Extracts from a graphics dataset
########

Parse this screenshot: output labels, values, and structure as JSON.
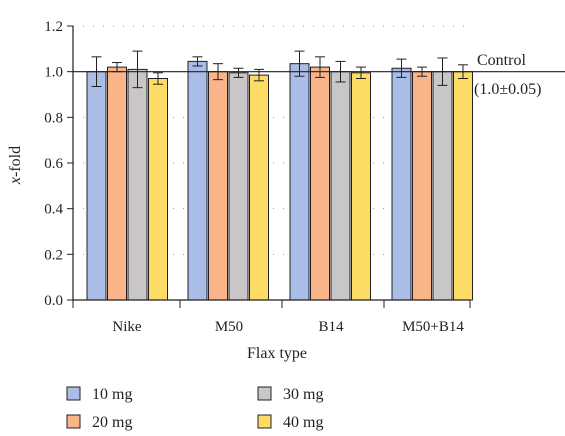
{
  "chart_data": {
    "type": "bar",
    "title": "",
    "xlabel": "Flax type",
    "ylabel": "x-fold",
    "ylabel_italic_part": "x",
    "ylabel_rest": "-fold",
    "ylim": [
      0,
      1.2
    ],
    "yticks": [
      "0.0",
      "0.2",
      "0.4",
      "0.6",
      "0.8",
      "1.0",
      "1.2"
    ],
    "ytick_values": [
      0,
      0.2,
      0.4,
      0.6,
      0.8,
      1.0,
      1.2
    ],
    "grid": "dotted horizontal",
    "categories": [
      "Nike",
      "M50",
      "B14",
      "M50+B14"
    ],
    "series": [
      {
        "name": "10 mg",
        "color": "#a9bde6",
        "values": [
          1.0,
          1.045,
          1.035,
          1.015
        ],
        "errors": [
          0.065,
          0.02,
          0.055,
          0.04
        ]
      },
      {
        "name": "20 mg",
        "color": "#f9b48a",
        "values": [
          1.02,
          1.0,
          1.02,
          1.0
        ],
        "errors": [
          0.02,
          0.035,
          0.045,
          0.02
        ]
      },
      {
        "name": "30 mg",
        "color": "#c8c6c6",
        "values": [
          1.01,
          0.995,
          1.0,
          1.0
        ],
        "errors": [
          0.08,
          0.02,
          0.045,
          0.06
        ]
      },
      {
        "name": "40 mg",
        "color": "#fddc66",
        "values": [
          0.97,
          0.985,
          0.995,
          1.0
        ],
        "errors": [
          0.025,
          0.025,
          0.025,
          0.03
        ]
      }
    ],
    "reference_line": {
      "value": 1.0,
      "label": "Control",
      "sublabel": "(1.0±0.05)"
    },
    "legend": {
      "placement": "bottom",
      "columns": 2
    }
  }
}
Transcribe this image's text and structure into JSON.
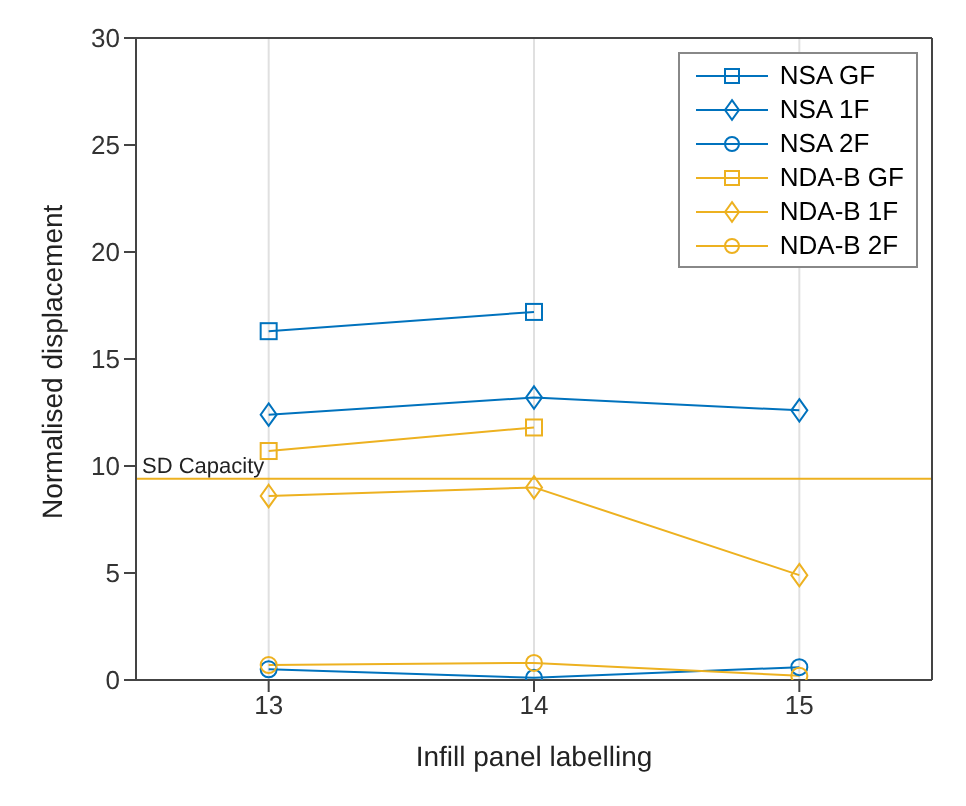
{
  "chart_data": {
    "type": "line",
    "xlabel": "Infill panel labelling",
    "ylabel": "Normalised displacement",
    "x": [
      13,
      14,
      15
    ],
    "xlim": [
      12.5,
      15.5
    ],
    "xticks": [
      13,
      14,
      15
    ],
    "ylim": [
      0,
      30
    ],
    "yticks": [
      0,
      5,
      10,
      15,
      20,
      25,
      30
    ],
    "grid": "x",
    "legend": "top right",
    "series": [
      {
        "name": "NSA GF",
        "color": "#0072bd",
        "marker": "square",
        "values": [
          16.3,
          17.2,
          null
        ]
      },
      {
        "name": "NSA 1F",
        "color": "#0072bd",
        "marker": "diamond",
        "values": [
          12.4,
          13.2,
          12.6
        ]
      },
      {
        "name": "NSA 2F",
        "color": "#0072bd",
        "marker": "circle",
        "values": [
          0.5,
          0.1,
          0.6
        ]
      },
      {
        "name": "NDA-B GF",
        "color": "#edb120",
        "marker": "square",
        "values": [
          10.7,
          11.8,
          null
        ]
      },
      {
        "name": "NDA-B 1F",
        "color": "#edb120",
        "marker": "diamond",
        "values": [
          8.6,
          9.0,
          4.9
        ]
      },
      {
        "name": "NDA-B 2F",
        "color": "#edb120",
        "marker": "circle",
        "values": [
          0.7,
          0.8,
          0.2
        ]
      }
    ],
    "ref_lines": [
      {
        "axis": "y",
        "value": 9.4,
        "label": "SD Capacity",
        "color": "#edb120"
      }
    ]
  }
}
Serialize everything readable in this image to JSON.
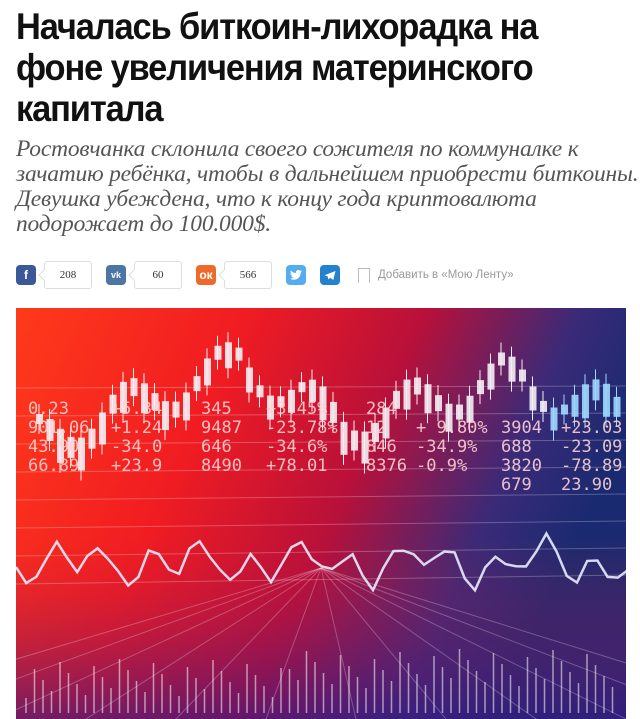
{
  "article": {
    "headline": "Началась биткоин-лихорадка на фоне увеличения материнского капитала",
    "lead": "Ростовчанка склонила своего сожителя по коммуналке к зачатию ребёнка, чтобы в дальнейшем приобрести биткоины. Девушка убеждена, что к концу года криптовалюта подорожает до 100.000$."
  },
  "share": {
    "facebook": {
      "icon": "facebook-icon",
      "count": "208",
      "color": "#3b5998"
    },
    "vk": {
      "icon": "vk-icon",
      "count": "60",
      "color": "#4c75a3"
    },
    "ok": {
      "icon": "odnoklassniki-icon",
      "count": "566",
      "color": "#ee8208"
    },
    "twitter": {
      "icon": "twitter-icon",
      "color": "#55acee"
    },
    "telegram": {
      "icon": "telegram-icon",
      "color": "#2481cc"
    },
    "add_to_feed": "Добавить в «Мою Ленту»"
  },
  "image": {
    "ticker_rows": [
      [
        "0.23",
        "+5.34",
        "345",
        "+3.45%",
        "284",
        "",
        "",
        ""
      ],
      [
        "901.06",
        "+1.24",
        "9487",
        "-23.78%",
        "12",
        "+ 9.80%",
        "3904",
        "+23.03"
      ],
      [
        "43.90",
        "-34.0",
        "646",
        "-34.6%",
        "846",
        "-34.9%",
        "688",
        "-23.09"
      ],
      [
        "66.89",
        "+23.9",
        "8490",
        "+78.01",
        "8376",
        "-0.9%",
        "3820",
        "-78.89"
      ],
      [
        "",
        "",
        "",
        "",
        "",
        "",
        "679",
        "23.90"
      ]
    ]
  }
}
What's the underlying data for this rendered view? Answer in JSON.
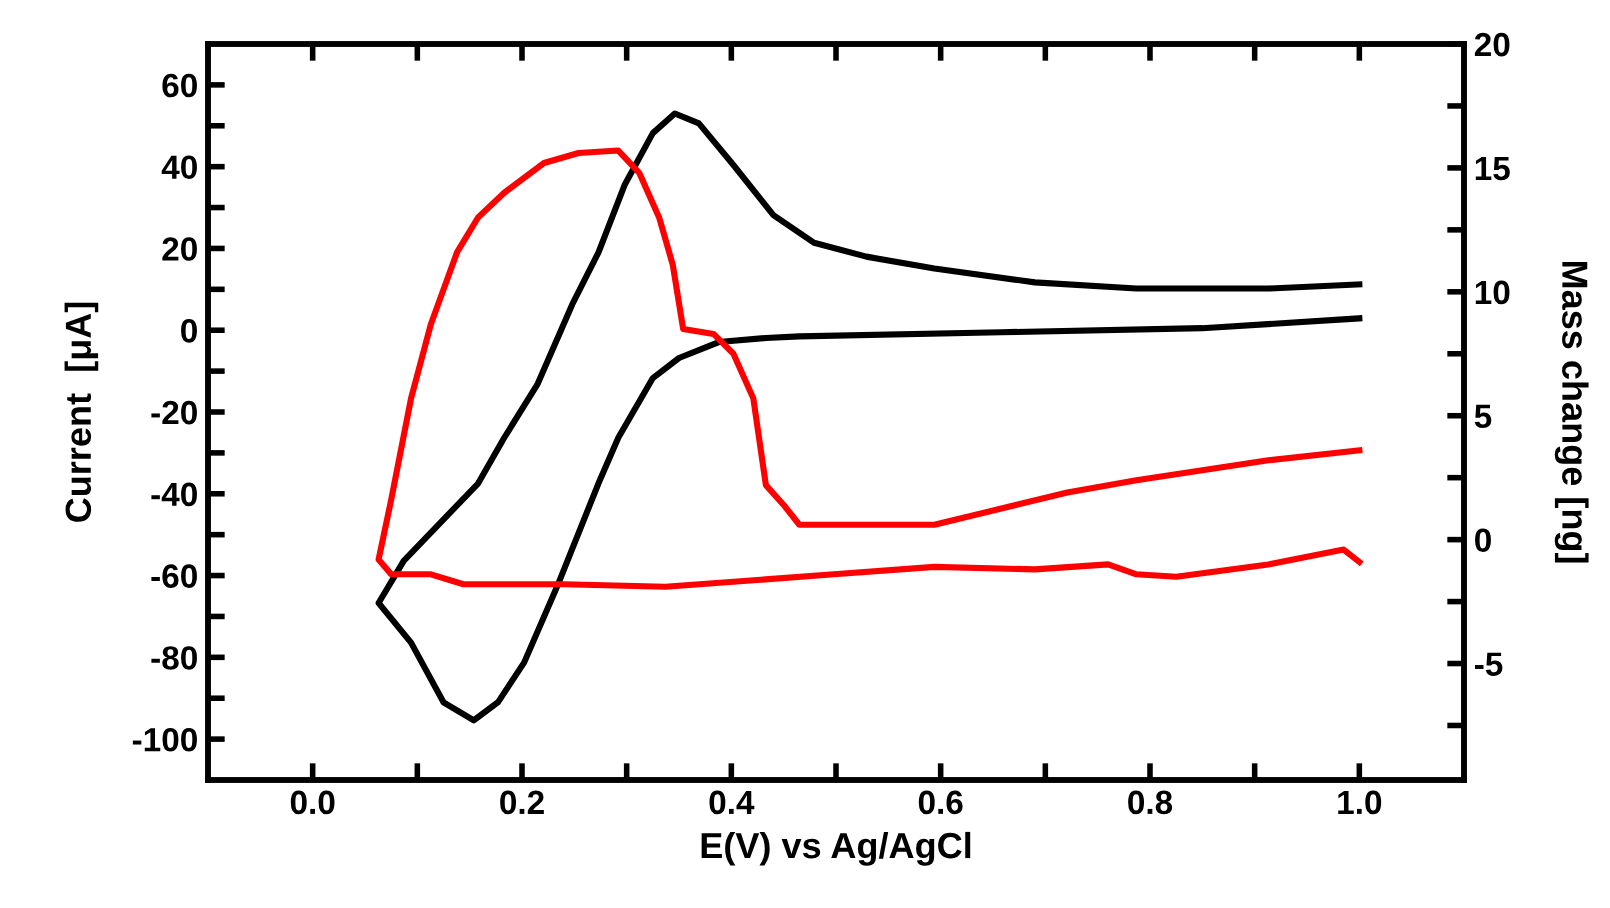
{
  "chart_data": {
    "type": "line",
    "xlabel": "E(V) vs Ag/AgCl",
    "ylabel": "Current  [μA]",
    "y2label": "Mass change [ng]",
    "xlim": [
      -0.1,
      1.1
    ],
    "xticks": [
      {
        "value": 0,
        "label": "0.0"
      },
      {
        "value": 0.1,
        "label": null
      },
      {
        "value": 0.2,
        "label": "0.2"
      },
      {
        "value": 0.3,
        "label": null
      },
      {
        "value": 0.4,
        "label": "0.4"
      },
      {
        "value": 0.5,
        "label": null
      },
      {
        "value": 0.6,
        "label": "0.6"
      },
      {
        "value": 0.7,
        "label": null
      },
      {
        "value": 0.8,
        "label": "0.8"
      },
      {
        "value": 0.9,
        "label": null
      },
      {
        "value": 1.0,
        "label": "1.0"
      }
    ],
    "ylim": [
      -110,
      70
    ],
    "yticks": [
      -100,
      {
        "value": -90,
        "label": null
      },
      -80,
      {
        "value": -70,
        "label": null
      },
      -60,
      {
        "value": -50,
        "label": null
      },
      -40,
      {
        "value": -30,
        "label": null
      },
      -20,
      {
        "value": -10,
        "label": null
      },
      0,
      {
        "value": 10,
        "label": null
      },
      20,
      {
        "value": 30,
        "label": null
      },
      40,
      {
        "value": 50,
        "label": null
      },
      60
    ],
    "y2lim": [
      -9.7,
      20
    ],
    "y2ticks": [
      {
        "value": -7.5,
        "label": null
      },
      -5,
      {
        "value": -2.5,
        "label": null
      },
      0,
      {
        "value": 2.5,
        "label": null
      },
      5,
      {
        "value": 7.5,
        "label": null
      },
      10,
      {
        "value": 12.5,
        "label": null
      },
      15,
      {
        "value": 17.5,
        "label": null
      },
      20
    ],
    "grid": false,
    "line_style": "solid",
    "marker": "none",
    "series": [
      {
        "color": "#000000",
        "x": [
          1.0,
          0.85,
          0.658,
          0.465,
          0.433,
          0.388,
          0.35,
          0.325,
          0.292,
          0.273,
          0.235,
          0.202,
          0.177,
          0.154,
          0.125,
          0.094,
          0.063,
          0.087,
          0.158,
          0.183,
          0.215,
          0.248,
          0.273,
          0.298,
          0.325,
          0.346,
          0.369,
          0.402,
          0.44,
          0.479,
          0.529,
          0.594,
          0.69,
          0.787,
          0.913,
          1.0
        ],
        "values": [
          2.9,
          0.5,
          -0.5,
          -1.5,
          -1.9,
          -2.9,
          -6.8,
          -11.7,
          -26.3,
          -37.5,
          -61.8,
          -81.3,
          -91,
          -95.4,
          -91,
          -76.4,
          -66.7,
          -56.4,
          -37.5,
          -26.3,
          -13.1,
          6.3,
          19.0,
          35.5,
          48.2,
          53.0,
          50.6,
          40.4,
          28.2,
          21.4,
          18.0,
          15.1,
          11.7,
          10.2,
          10.2,
          11.2
        ]
      },
      {
        "color": "#ff0000",
        "axis": "y2",
        "x": [
          1.0,
          0.985,
          0.913,
          0.825,
          0.787,
          0.76,
          0.69,
          0.594,
          0.498,
          0.337,
          0.24,
          0.144,
          0.113,
          0.075,
          0.063,
          0.075,
          0.094,
          0.113,
          0.138,
          0.158,
          0.183,
          0.221,
          0.254,
          0.292,
          0.312,
          0.331,
          0.344,
          0.354,
          0.383,
          0.402,
          0.421,
          0.433,
          0.45,
          0.465,
          0.529,
          0.594,
          0.721,
          0.787,
          0.913,
          1.0
        ],
        "values": [
          -0.9,
          -0.4,
          -1.0,
          -1.5,
          -1.4,
          -1.0,
          -1.2,
          -1.1,
          -1.4,
          -1.9,
          -1.8,
          -1.8,
          -1.4,
          -1.4,
          -0.8,
          1.6,
          5.7,
          8.7,
          11.6,
          13.0,
          14.0,
          15.2,
          15.6,
          15.7,
          14.8,
          13.0,
          11.1,
          8.5,
          8.3,
          7.5,
          5.7,
          2.2,
          1.4,
          0.6,
          0.6,
          0.6,
          1.9,
          2.4,
          3.2,
          3.6
        ]
      }
    ]
  }
}
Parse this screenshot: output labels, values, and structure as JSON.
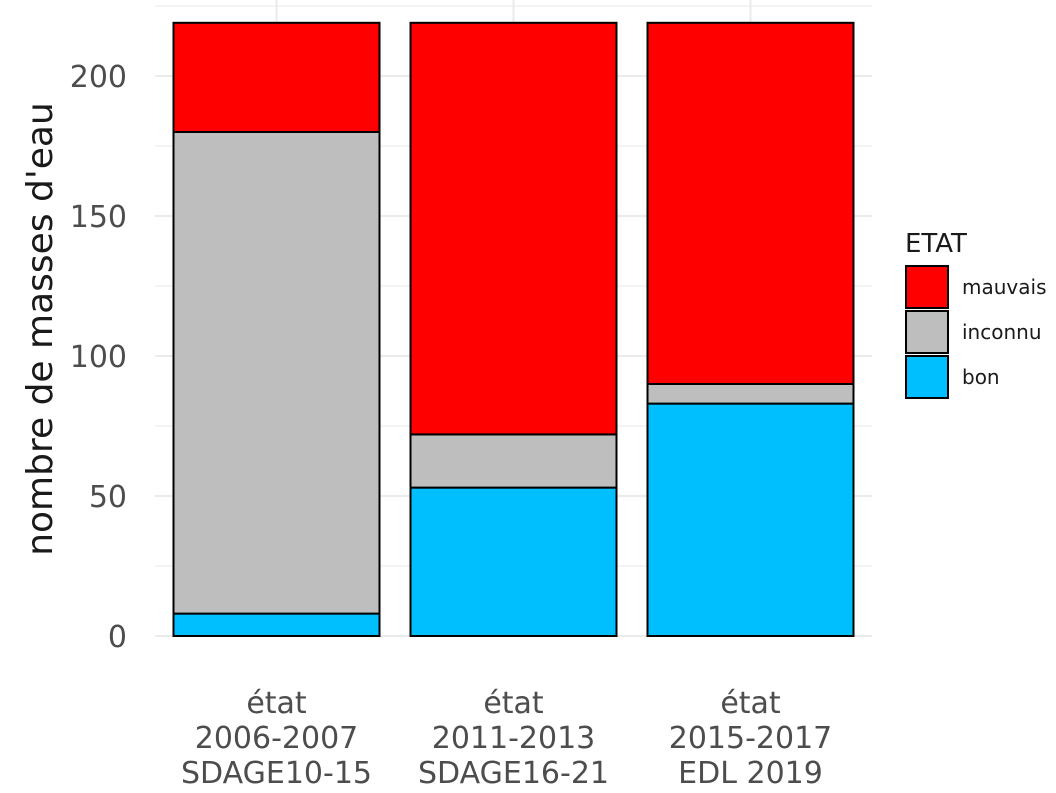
{
  "chart_data": {
    "type": "bar",
    "stacked": true,
    "categories": [
      [
        "état",
        "2006-2007",
        "SDAGE10-15"
      ],
      [
        "état",
        "2011-2013",
        "SDAGE16-21"
      ],
      [
        "état",
        "2015-2017",
        "EDL 2019"
      ]
    ],
    "series": [
      {
        "name": "bon",
        "color": "#00BFFF",
        "values": [
          8,
          53,
          83
        ]
      },
      {
        "name": "inconnu",
        "color": "#BEBEBE",
        "values": [
          172,
          19,
          7
        ]
      },
      {
        "name": "mauvais",
        "color": "#FF0000",
        "values": [
          39,
          147,
          129
        ]
      }
    ],
    "title": "",
    "xlabel": "",
    "ylabel": "nombre de masses d'eau",
    "ylim": [
      0,
      219
    ],
    "yticks": [
      0,
      50,
      100,
      150,
      200
    ],
    "grid": true,
    "legend": {
      "title": "ETAT",
      "position": "right",
      "order": [
        "mauvais",
        "inconnu",
        "bon"
      ]
    }
  }
}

########

* [CHALLENGE]:
Go through the material and copy out every line with "image" in it.

* [EXPECTED ANSWER]:
Transcribe this image's text and structure into JSON.
Serialize everything readable in this image to JSON.
  "image": {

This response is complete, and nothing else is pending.